#### [Records supplied]

- - -

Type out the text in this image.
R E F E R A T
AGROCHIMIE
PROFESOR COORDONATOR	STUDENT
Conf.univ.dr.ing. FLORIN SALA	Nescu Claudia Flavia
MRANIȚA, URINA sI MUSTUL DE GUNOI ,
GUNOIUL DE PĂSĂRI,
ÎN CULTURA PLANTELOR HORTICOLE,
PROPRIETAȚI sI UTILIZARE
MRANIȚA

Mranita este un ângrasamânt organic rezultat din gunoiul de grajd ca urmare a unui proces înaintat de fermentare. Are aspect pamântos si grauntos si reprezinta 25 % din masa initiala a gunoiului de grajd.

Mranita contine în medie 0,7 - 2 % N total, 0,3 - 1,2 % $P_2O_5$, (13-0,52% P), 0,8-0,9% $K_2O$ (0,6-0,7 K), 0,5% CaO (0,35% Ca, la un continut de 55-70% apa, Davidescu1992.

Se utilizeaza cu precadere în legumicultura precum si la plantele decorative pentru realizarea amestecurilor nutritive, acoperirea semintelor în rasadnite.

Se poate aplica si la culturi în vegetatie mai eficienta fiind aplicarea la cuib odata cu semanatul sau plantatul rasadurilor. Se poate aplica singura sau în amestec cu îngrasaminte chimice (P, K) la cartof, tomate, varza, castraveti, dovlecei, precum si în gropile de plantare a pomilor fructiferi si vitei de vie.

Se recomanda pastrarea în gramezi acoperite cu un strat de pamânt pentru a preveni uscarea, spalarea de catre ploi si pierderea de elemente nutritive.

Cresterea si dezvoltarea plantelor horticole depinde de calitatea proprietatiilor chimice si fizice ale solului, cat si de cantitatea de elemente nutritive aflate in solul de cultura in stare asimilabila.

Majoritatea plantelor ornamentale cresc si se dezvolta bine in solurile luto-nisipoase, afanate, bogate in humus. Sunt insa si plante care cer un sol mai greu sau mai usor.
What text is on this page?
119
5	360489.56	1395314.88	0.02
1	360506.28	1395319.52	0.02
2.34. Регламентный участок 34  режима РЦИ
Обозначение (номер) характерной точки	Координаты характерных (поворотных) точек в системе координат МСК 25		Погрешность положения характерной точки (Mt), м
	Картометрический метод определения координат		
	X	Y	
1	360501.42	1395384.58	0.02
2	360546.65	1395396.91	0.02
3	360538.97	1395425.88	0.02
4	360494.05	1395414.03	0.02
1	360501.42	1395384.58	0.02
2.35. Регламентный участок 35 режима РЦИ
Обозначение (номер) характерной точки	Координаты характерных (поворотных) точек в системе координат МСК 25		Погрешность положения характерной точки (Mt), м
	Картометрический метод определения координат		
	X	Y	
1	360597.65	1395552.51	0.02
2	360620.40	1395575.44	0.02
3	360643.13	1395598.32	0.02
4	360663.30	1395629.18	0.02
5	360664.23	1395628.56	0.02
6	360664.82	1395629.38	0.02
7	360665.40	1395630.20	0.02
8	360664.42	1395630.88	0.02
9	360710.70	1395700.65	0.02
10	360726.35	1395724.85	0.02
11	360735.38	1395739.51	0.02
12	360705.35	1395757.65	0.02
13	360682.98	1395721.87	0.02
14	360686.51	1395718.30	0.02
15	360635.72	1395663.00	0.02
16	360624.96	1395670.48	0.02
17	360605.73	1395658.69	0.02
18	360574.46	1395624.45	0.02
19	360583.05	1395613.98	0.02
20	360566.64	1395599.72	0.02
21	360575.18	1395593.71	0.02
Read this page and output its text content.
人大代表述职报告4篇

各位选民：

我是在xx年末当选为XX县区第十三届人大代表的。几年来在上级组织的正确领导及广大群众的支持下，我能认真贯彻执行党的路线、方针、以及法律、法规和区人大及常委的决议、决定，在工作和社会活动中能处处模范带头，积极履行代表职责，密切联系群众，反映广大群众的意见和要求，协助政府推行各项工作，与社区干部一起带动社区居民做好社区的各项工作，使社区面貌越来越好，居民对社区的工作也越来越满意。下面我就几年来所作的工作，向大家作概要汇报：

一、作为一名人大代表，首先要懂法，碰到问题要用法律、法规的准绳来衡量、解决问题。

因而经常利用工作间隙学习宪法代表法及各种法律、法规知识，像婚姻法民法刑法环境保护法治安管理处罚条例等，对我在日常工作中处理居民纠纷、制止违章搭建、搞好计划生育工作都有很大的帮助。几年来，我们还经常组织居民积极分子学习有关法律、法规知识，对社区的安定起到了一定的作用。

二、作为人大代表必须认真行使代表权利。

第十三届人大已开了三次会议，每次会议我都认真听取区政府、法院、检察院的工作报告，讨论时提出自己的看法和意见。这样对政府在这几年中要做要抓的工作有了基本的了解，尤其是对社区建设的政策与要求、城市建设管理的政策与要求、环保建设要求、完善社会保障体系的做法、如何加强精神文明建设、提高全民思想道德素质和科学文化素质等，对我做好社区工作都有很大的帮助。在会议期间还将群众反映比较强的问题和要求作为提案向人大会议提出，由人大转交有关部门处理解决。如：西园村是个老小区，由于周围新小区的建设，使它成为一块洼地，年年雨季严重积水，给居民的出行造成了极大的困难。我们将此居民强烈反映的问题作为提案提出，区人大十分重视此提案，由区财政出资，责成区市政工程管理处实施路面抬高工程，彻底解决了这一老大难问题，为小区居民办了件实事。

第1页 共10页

- - -

#### [What is needed]
Exact output of every entry is required.

#### [Output below]
Type out the text in this image.
R E F E R A T
AGROCHIMIE
PROFESOR COORDONATOR	STUDENT
Conf.univ.dr.ing. FLORIN SALA	Nescu Claudia Flavia
MRANIȚA, URINA sI MUSTUL DE GUNOI ,
GUNOIUL DE PĂSĂRI,
ÎN CULTURA PLANTELOR HORTICOLE,
PROPRIETAȚI sI UTILIZARE
MRANIȚA

Mranita este un ângrasamânt organic rezultat din gunoiul de grajd ca urmare a unui proces înaintat de fermentare. Are aspect pamântos si grauntos si reprezinta 25 % din masa initiala a gunoiului de grajd.

Mranita contine în medie 0,7 - 2 % N total, 0,3 - 1,2 % $P_2O_5$, (13-0,52% P), 0,8-0,9% $K_2O$ (0,6-0,7 K), 0,5% CaO (0,35% Ca, la un continut de 55-70% apa, Davidescu1992.

Se utilizeaza cu precadere în legumicultura precum si la plantele decorative pentru realizarea amestecurilor nutritive, acoperirea semintelor în rasadnite.

Se poate aplica si la culturi în vegetatie mai eficienta fiind aplicarea la cuib odata cu semanatul sau plantatul rasadurilor. Se poate aplica singura sau în amestec cu îngrasaminte chimice (P, K) la cartof, tomate, varza, castraveti, dovlecei, precum si în gropile de plantare a pomilor fructiferi si vitei de vie.

Se recomanda pastrarea în gramezi acoperite cu un strat de pamânt pentru a preveni uscarea, spalarea de catre ploi si pierderea de elemente nutritive.

Cresterea si dezvoltarea plantelor horticole depinde de calitatea proprietatiilor chimice si fizice ale solului, cat si de cantitatea de elemente nutritive aflate in solul de cultura in stare asimilabila.

Majoritatea plantelor ornamentale cresc si se dezvolta bine in solurile luto-nisipoase, afanate, bogate in humus. Sunt insa si plante care cer un sol mai greu sau mai usor.
What text is on this page?
119
5	360489.56	1395314.88	0.02
1	360506.28	1395319.52	0.02
2.34. Регламентный участок 34  режима РЦИ
Обозначение (номер) характерной точки	Координаты характерных (поворотных) точек в системе координат МСК 25		Погрешность положения характерной точки (Mt), м
	Картометрический метод определения координат		
	X	Y	
1	360501.42	1395384.58	0.02
2	360546.65	1395396.91	0.02
3	360538.97	1395425.88	0.02
4	360494.05	1395414.03	0.02
1	360501.42	1395384.58	0.02
2.35. Регламентный участок 35 режима РЦИ
Обозначение (номер) характерной точки	Координаты характерных (поворотных) точек в системе координат МСК 25		Погрешность положения характерной точки (Mt), м
	Картометрический метод определения координат		
	X	Y	
1	360597.65	1395552.51	0.02
2	360620.40	1395575.44	0.02
3	360643.13	1395598.32	0.02
4	360663.30	1395629.18	0.02
5	360664.23	1395628.56	0.02
6	360664.82	1395629.38	0.02
7	360665.40	1395630.20	0.02
8	360664.42	1395630.88	0.02
9	360710.70	1395700.65	0.02
10	360726.35	1395724.85	0.02
11	360735.38	1395739.51	0.02
12	360705.35	1395757.65	0.02
13	360682.98	1395721.87	0.02
14	360686.51	1395718.30	0.02
15	360635.72	1395663.00	0.02
16	360624.96	1395670.48	0.02
17	360605.73	1395658.69	0.02
18	360574.46	1395624.45	0.02
19	360583.05	1395613.98	0.02
20	360566.64	1395599.72	0.02
21	360575.18	1395593.71	0.02
Read this page and output its text content.
人大代表述职报告4篇

各位选民：

我是在xx年末当选为XX县区第十三届人大代表的。几年来在上级组织的正确领导及广大群众的支持下，我能认真贯彻执行党的路线、方针、以及法律、法规和区人大及常委的决议、决定，在工作和社会活动中能处处模范带头，积极履行代表职责，密切联系群众，反映广大群众的意见和要求，协助政府推行各项工作，与社区干部一起带动社区居民做好社区的各项工作，使社区面貌越来越好，居民对社区的工作也越来越满意。下面我就几年来所作的工作，向大家作概要汇报：

一、作为一名人大代表，首先要懂法，碰到问题要用法律、法规的准绳来衡量、解决问题。

因而经常利用工作间隙学习宪法代表法及各种法律、法规知识，像婚姻法民法刑法环境保护法治安管理处罚条例等，对我在日常工作中处理居民纠纷、制止违章搭建、搞好计划生育工作都有很大的帮助。几年来，我们还经常组织居民积极分子学习有关法律、法规知识，对社区的安定起到了一定的作用。

二、作为人大代表必须认真行使代表权利。

第十三届人大已开了三次会议，每次会议我都认真听取区政府、法院、检察院的工作报告，讨论时提出自己的看法和意见。这样对政府在这几年中要做要抓的工作有了基本的了解，尤其是对社区建设的政策与要求、城市建设管理的政策与要求、环保建设要求、完善社会保障体系的做法、如何加强精神文明建设、提高全民思想道德素质和科学文化素质等，对我做好社区工作都有很大的帮助。在会议期间还将群众反映比较强的问题和要求作为提案向人大会议提出，由人大转交有关部门处理解决。如：西园村是个老小区，由于周围新小区的建设，使它成为一块洼地，年年雨季严重积水，给居民的出行造成了极大的困难。我们将此居民强烈反映的问题作为提案提出，区人大十分重视此提案，由区财政出资，责成区市政工程管理处实施路面抬高工程，彻底解决了这一老大难问题，为小区居民办了件实事。

第1页 共10页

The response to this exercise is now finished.